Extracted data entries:
▬▬▬

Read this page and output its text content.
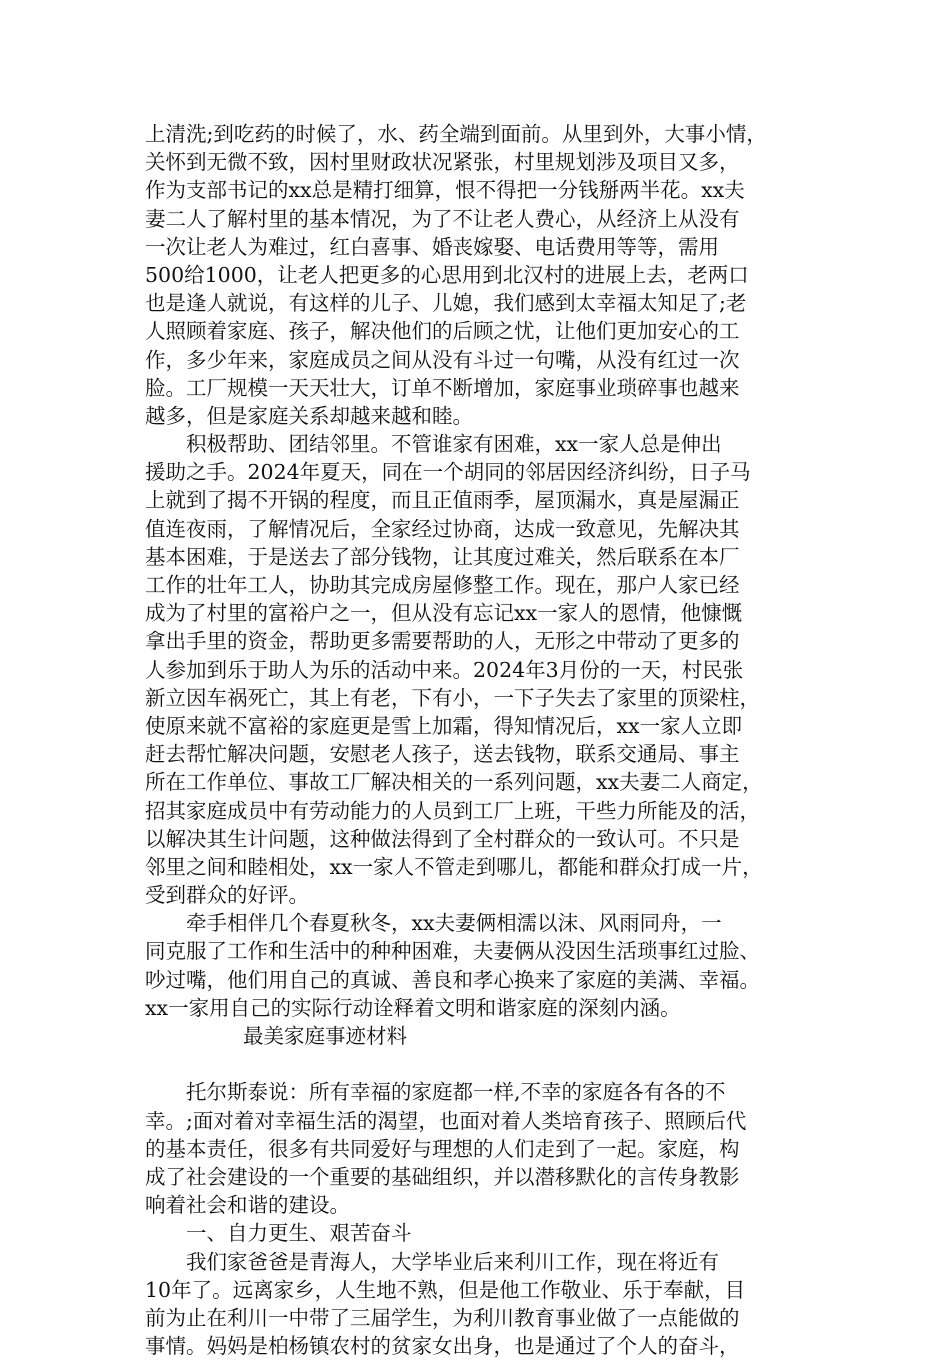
上清洗;到吃药的时候了，水、药全端到面前。从里到外，大事小情，
关怀到无微不致，因村里财政状况紧张，村里规划涉及项目又多，
作为支部书记的xx总是精打细算，恨不得把一分钱掰两半花。xx夫
妻二人了解村里的基本情况，为了不让老人费心，从经济上从没有
一次让老人为难过，红白喜事、婚丧嫁娶、电话费用等等，需用
500给1000，让老人把更多的心思用到北汉村的进展上去，老两口
也是逢人就说，有这样的儿子、儿媳，我们感到太幸福太知足了;老
人照顾着家庭、孩子，解决他们的后顾之忧，让他们更加安心的工
作，多少年来，家庭成员之间从没有斗过一句嘴，从没有红过一次
脸。工厂规模一天天壮大，订单不断增加，家庭事业琐碎事也越来
越多，但是家庭关系却越来越和睦。
积极帮助、团结邻里。不管谁家有困难，xx一家人总是伸出
援助之手。2024年夏天，同在一个胡同的邻居因经济纠纷，日子马
上就到了揭不开锅的程度，而且正值雨季，屋顶漏水，真是屋漏正
值连夜雨，了解情况后，全家经过协商，达成一致意见，先解决其
基本困难，于是送去了部分钱物，让其度过难关，然后联系在本厂
工作的壮年工人，协助其完成房屋修整工作。现在，那户人家已经
成为了村里的富裕户之一，但从没有忘记xx一家人的恩情，他慷慨
拿出手里的资金，帮助更多需要帮助的人，无形之中带动了更多的
人参加到乐于助人为乐的活动中来。2024年3月份的一天，村民张
新立因车祸死亡，其上有老，下有小，一下子失去了家里的顶梁柱，
使原来就不富裕的家庭更是雪上加霜，得知情况后，xx一家人立即
赶去帮忙解决问题，安慰老人孩子，送去钱物，联系交通局、事主
所在工作单位、事故工厂解决相关的一系列问题，xx夫妻二人商定，
招其家庭成员中有劳动能力的人员到工厂上班，干些力所能及的活，
以解决其生计问题，这种做法得到了全村群众的一致认可。不只是
邻里之间和睦相处，xx一家人不管走到哪儿，都能和群众打成一片，
受到群众的好评。
牵手相伴几个春夏秋冬，xx夫妻俩相濡以沫、风雨同舟，一
同克服了工作和生活中的种种困难，夫妻俩从没因生活琐事红过脸、
吵过嘴，他们用自己的真诚、善良和孝心换来了家庭的美满、幸福。
xx一家用自己的实际行动诠释着文明和谐家庭的深刻内涵。
最美家庭事迹材料
托尔斯泰说：所有幸福的家庭都一样,不幸的家庭各有各的不
幸。;面对着对幸福生活的渴望，也面对着人类培育孩子、照顾后代
的基本责任，很多有共同爱好与理想的人们走到了一起。家庭，构
成了社会建设的一个重要的基础组织，并以潜移默化的言传身教影
响着社会和谐的建设。
一、自力更生、艰苦奋斗
我们家爸爸是青海人，大学毕业后来利川工作，现在将近有
10年了。远离家乡，人生地不熟，但是他工作敬业、乐于奉献，目
前为止在利川一中带了三届学生，为利川教育事业做了一点能做的
事情。妈妈是柏杨镇农村的贫家女出身，也是通过了个人的奋斗，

▬▬▬

Transcribe each entry precisely as given, leaving the pictures out.

▶ **Answer to the task**
Read this page and output its text content.
上清洗;到吃药的时候了，水、药全端到面前。从里到外，大事小情，
关怀到无微不致，因村里财政状况紧张，村里规划涉及项目又多，
作为支部书记的xx总是精打细算，恨不得把一分钱掰两半花。xx夫
妻二人了解村里的基本情况，为了不让老人费心，从经济上从没有
一次让老人为难过，红白喜事、婚丧嫁娶、电话费用等等，需用
500给1000，让老人把更多的心思用到北汉村的进展上去，老两口
也是逢人就说，有这样的儿子、儿媳，我们感到太幸福太知足了;老
人照顾着家庭、孩子，解决他们的后顾之忧，让他们更加安心的工
作，多少年来，家庭成员之间从没有斗过一句嘴，从没有红过一次
脸。工厂规模一天天壮大，订单不断增加，家庭事业琐碎事也越来
越多，但是家庭关系却越来越和睦。
积极帮助、团结邻里。不管谁家有困难，xx一家人总是伸出
援助之手。2024年夏天，同在一个胡同的邻居因经济纠纷，日子马
上就到了揭不开锅的程度，而且正值雨季，屋顶漏水，真是屋漏正
值连夜雨，了解情况后，全家经过协商，达成一致意见，先解决其
基本困难，于是送去了部分钱物，让其度过难关，然后联系在本厂
工作的壮年工人，协助其完成房屋修整工作。现在，那户人家已经
成为了村里的富裕户之一，但从没有忘记xx一家人的恩情，他慷慨
拿出手里的资金，帮助更多需要帮助的人，无形之中带动了更多的
人参加到乐于助人为乐的活动中来。2024年3月份的一天，村民张
新立因车祸死亡，其上有老，下有小，一下子失去了家里的顶梁柱，
使原来就不富裕的家庭更是雪上加霜，得知情况后，xx一家人立即
赶去帮忙解决问题，安慰老人孩子，送去钱物，联系交通局、事主
所在工作单位、事故工厂解决相关的一系列问题，xx夫妻二人商定，
招其家庭成员中有劳动能力的人员到工厂上班，干些力所能及的活，
以解决其生计问题，这种做法得到了全村群众的一致认可。不只是
邻里之间和睦相处，xx一家人不管走到哪儿，都能和群众打成一片，
受到群众的好评。
牵手相伴几个春夏秋冬，xx夫妻俩相濡以沫、风雨同舟，一
同克服了工作和生活中的种种困难，夫妻俩从没因生活琐事红过脸、
吵过嘴，他们用自己的真诚、善良和孝心换来了家庭的美满、幸福。
xx一家用自己的实际行动诠释着文明和谐家庭的深刻内涵。
最美家庭事迹材料
托尔斯泰说：所有幸福的家庭都一样,不幸的家庭各有各的不
幸。;面对着对幸福生活的渴望，也面对着人类培育孩子、照顾后代
的基本责任，很多有共同爱好与理想的人们走到了一起。家庭，构
成了社会建设的一个重要的基础组织，并以潜移默化的言传身教影
响着社会和谐的建设。
一、自力更生、艰苦奋斗
我们家爸爸是青海人，大学毕业后来利川工作，现在将近有
10年了。远离家乡，人生地不熟，但是他工作敬业、乐于奉献，目
前为止在利川一中带了三届学生，为利川教育事业做了一点能做的
事情。妈妈是柏杨镇农村的贫家女出身，也是通过了个人的奋斗，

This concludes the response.